GOAL ▸ Reproduce all of the data exactly.

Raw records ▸
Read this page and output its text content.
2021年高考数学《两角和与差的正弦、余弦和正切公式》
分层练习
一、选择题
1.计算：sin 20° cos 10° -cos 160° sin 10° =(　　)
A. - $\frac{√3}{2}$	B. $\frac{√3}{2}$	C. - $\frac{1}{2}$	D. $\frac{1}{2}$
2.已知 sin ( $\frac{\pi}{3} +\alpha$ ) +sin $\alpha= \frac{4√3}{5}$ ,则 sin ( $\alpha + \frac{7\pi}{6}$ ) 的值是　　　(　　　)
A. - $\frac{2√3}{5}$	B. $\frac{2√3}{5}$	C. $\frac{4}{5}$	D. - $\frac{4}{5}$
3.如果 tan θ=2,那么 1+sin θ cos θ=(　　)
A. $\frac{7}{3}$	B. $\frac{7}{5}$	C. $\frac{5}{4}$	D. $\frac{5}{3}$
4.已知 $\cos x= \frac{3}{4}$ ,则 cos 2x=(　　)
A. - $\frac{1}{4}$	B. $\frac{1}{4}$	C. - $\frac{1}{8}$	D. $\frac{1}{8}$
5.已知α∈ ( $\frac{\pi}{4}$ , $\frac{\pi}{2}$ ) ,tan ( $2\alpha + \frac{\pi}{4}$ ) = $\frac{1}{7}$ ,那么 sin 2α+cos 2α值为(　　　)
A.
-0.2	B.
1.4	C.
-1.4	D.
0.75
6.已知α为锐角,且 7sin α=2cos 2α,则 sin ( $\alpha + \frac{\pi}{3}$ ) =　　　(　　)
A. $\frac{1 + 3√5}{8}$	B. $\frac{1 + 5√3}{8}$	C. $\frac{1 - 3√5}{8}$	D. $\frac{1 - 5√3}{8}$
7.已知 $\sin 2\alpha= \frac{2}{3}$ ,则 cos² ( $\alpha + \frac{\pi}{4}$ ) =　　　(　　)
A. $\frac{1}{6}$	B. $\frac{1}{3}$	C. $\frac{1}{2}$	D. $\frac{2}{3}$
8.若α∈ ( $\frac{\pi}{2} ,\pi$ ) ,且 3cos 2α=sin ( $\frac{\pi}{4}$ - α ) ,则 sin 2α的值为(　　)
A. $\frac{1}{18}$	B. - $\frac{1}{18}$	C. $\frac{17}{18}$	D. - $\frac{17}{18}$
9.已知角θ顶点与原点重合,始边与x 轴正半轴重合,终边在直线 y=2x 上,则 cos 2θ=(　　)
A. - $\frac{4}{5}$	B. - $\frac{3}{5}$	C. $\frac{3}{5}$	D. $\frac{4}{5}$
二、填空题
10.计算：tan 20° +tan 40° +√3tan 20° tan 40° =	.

SOLUTION ▸
Read this page and output its text content.
2021年高考数学《两角和与差的正弦、余弦和正切公式》
分层练习
一、选择题
1.计算：sin 20° cos 10° -cos 160° sin 10° =(　　)
A. - $\frac{√3}{2}$	B. $\frac{√3}{2}$	C. - $\frac{1}{2}$	D. $\frac{1}{2}$
2.已知 sin ( $\frac{\pi}{3} +\alpha$ ) +sin $\alpha= \frac{4√3}{5}$ ,则 sin ( $\alpha + \frac{7\pi}{6}$ ) 的值是　　　(　　　)
A. - $\frac{2√3}{5}$	B. $\frac{2√3}{5}$	C. $\frac{4}{5}$	D. - $\frac{4}{5}$
3.如果 tan θ=2,那么 1+sin θ cos θ=(　　)
A. $\frac{7}{3}$	B. $\frac{7}{5}$	C. $\frac{5}{4}$	D. $\frac{5}{3}$
4.已知 $\cos x= \frac{3}{4}$ ,则 cos 2x=(　　)
A. - $\frac{1}{4}$	B. $\frac{1}{4}$	C. - $\frac{1}{8}$	D. $\frac{1}{8}$
5.已知α∈ ( $\frac{\pi}{4}$ , $\frac{\pi}{2}$ ) ,tan ( $2\alpha + \frac{\pi}{4}$ ) = $\frac{1}{7}$ ,那么 sin 2α+cos 2α值为(　　　)
A.
-0.2	B.
1.4	C.
-1.4	D.
0.75
6.已知α为锐角,且 7sin α=2cos 2α,则 sin ( $\alpha + \frac{\pi}{3}$ ) =　　　(　　)
A. $\frac{1 + 3√5}{8}$	B. $\frac{1 + 5√3}{8}$	C. $\frac{1 - 3√5}{8}$	D. $\frac{1 - 5√3}{8}$
7.已知 $\sin 2\alpha= \frac{2}{3}$ ,则 cos² ( $\alpha + \frac{\pi}{4}$ ) =　　　(　　)
A. $\frac{1}{6}$	B. $\frac{1}{3}$	C. $\frac{1}{2}$	D. $\frac{2}{3}$
8.若α∈ ( $\frac{\pi}{2} ,\pi$ ) ,且 3cos 2α=sin ( $\frac{\pi}{4}$ - α ) ,则 sin 2α的值为(　　)
A. $\frac{1}{18}$	B. - $\frac{1}{18}$	C. $\frac{17}{18}$	D. - $\frac{17}{18}$
9.已知角θ顶点与原点重合,始边与x 轴正半轴重合,终边在直线 y=2x 上,则 cos 2θ=(　　)
A. - $\frac{4}{5}$	B. - $\frac{3}{5}$	C. $\frac{3}{5}$	D. $\frac{4}{5}$
二、填空题
10.计算：tan 20° +tan 40° +√3tan 20° tan 40° =	.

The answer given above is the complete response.